■ **EXERCISE DESCRIPTION**
Answer with nothing except the number of lines that contain the word "sekcije".

================================

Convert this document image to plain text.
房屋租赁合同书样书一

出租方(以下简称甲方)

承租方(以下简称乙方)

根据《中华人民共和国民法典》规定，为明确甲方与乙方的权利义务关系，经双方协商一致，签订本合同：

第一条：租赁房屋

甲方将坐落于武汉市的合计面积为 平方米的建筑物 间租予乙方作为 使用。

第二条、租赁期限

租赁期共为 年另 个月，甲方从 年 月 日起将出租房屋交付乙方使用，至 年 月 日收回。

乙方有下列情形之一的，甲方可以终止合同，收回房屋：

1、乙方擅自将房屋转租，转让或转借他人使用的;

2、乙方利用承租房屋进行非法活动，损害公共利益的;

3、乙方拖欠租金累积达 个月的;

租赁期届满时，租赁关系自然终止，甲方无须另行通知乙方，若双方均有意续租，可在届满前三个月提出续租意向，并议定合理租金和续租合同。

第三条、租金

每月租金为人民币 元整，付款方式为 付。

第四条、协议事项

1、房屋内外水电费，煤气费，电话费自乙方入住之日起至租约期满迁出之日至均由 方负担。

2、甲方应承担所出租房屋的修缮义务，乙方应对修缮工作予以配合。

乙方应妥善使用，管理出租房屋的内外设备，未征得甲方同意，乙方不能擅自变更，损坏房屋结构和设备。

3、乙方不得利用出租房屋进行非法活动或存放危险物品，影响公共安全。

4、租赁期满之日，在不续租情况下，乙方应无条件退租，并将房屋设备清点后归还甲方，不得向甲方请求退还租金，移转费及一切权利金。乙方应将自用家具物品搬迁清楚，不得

================================

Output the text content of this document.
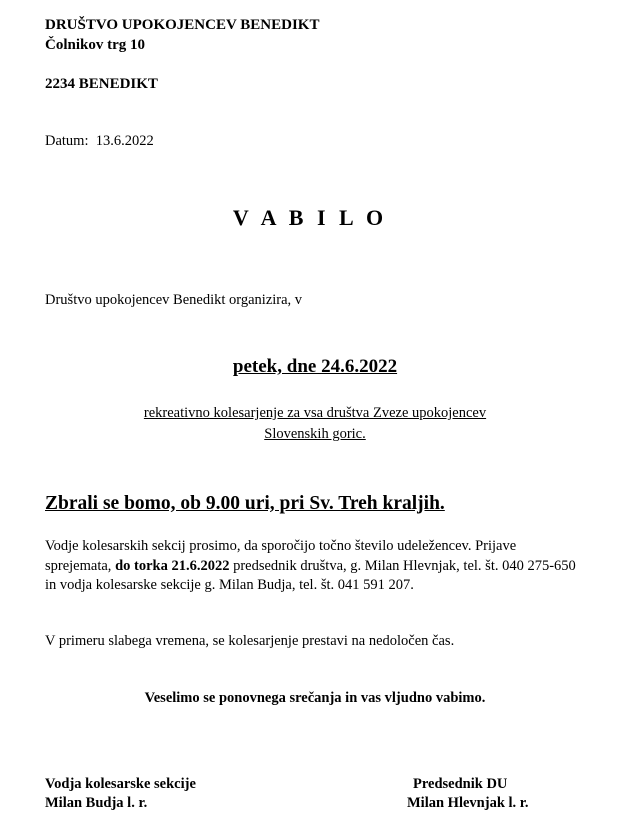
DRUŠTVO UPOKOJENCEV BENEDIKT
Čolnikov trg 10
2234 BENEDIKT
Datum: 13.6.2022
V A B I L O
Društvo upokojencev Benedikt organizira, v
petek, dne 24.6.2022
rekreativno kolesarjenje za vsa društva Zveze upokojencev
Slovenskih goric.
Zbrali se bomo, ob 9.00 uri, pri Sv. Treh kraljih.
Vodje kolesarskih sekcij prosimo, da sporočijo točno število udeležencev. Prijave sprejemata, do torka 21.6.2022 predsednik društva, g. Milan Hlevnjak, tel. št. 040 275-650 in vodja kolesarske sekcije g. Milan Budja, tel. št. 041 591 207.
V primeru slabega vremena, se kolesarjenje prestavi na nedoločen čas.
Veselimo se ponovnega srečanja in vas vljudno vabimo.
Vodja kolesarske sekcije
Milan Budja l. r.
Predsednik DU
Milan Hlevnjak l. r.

================================

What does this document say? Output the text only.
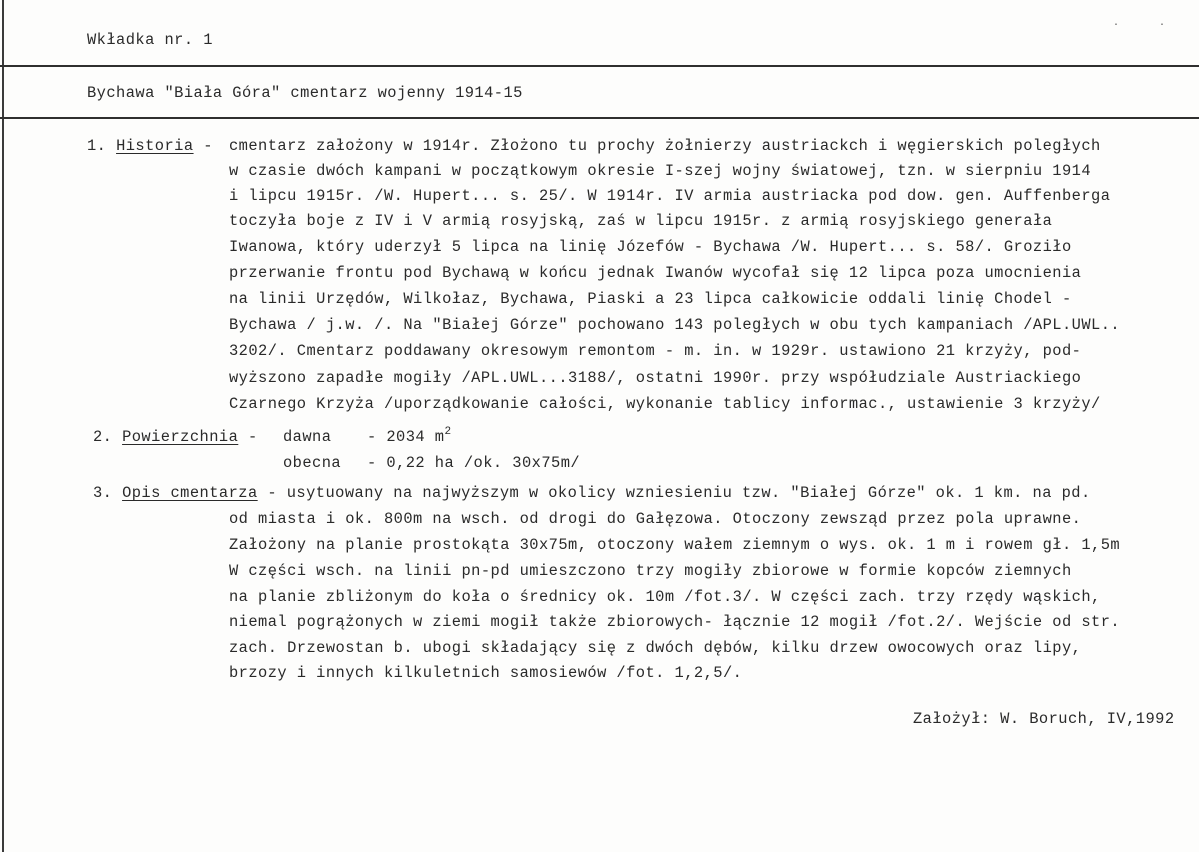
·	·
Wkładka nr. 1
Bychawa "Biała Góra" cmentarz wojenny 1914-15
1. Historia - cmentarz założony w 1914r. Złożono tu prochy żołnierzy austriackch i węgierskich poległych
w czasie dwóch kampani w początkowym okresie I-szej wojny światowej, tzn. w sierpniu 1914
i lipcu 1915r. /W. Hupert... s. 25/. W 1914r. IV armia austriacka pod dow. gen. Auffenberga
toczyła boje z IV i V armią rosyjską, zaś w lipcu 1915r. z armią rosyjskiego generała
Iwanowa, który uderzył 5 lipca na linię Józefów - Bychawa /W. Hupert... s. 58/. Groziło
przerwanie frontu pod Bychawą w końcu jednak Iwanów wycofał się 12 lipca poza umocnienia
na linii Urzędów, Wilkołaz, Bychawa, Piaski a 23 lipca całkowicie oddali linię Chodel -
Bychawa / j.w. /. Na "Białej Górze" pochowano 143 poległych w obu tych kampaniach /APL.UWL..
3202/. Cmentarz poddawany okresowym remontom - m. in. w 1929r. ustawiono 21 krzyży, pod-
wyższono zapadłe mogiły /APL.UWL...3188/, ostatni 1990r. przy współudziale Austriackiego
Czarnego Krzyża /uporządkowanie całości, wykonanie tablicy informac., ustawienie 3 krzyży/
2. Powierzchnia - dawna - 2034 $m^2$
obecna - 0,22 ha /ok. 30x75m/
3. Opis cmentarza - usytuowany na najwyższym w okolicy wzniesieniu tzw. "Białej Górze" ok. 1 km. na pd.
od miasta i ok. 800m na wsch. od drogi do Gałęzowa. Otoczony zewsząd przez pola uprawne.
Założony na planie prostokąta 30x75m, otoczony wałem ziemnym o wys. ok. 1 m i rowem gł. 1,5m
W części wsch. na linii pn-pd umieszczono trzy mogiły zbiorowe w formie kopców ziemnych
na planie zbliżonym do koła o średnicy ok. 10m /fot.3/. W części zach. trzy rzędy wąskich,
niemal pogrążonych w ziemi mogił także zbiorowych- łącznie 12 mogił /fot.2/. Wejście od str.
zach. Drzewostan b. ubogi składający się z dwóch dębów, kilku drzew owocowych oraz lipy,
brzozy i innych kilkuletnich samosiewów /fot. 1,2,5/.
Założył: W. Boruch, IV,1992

================================

■ **REPLY TO THE TASK**
2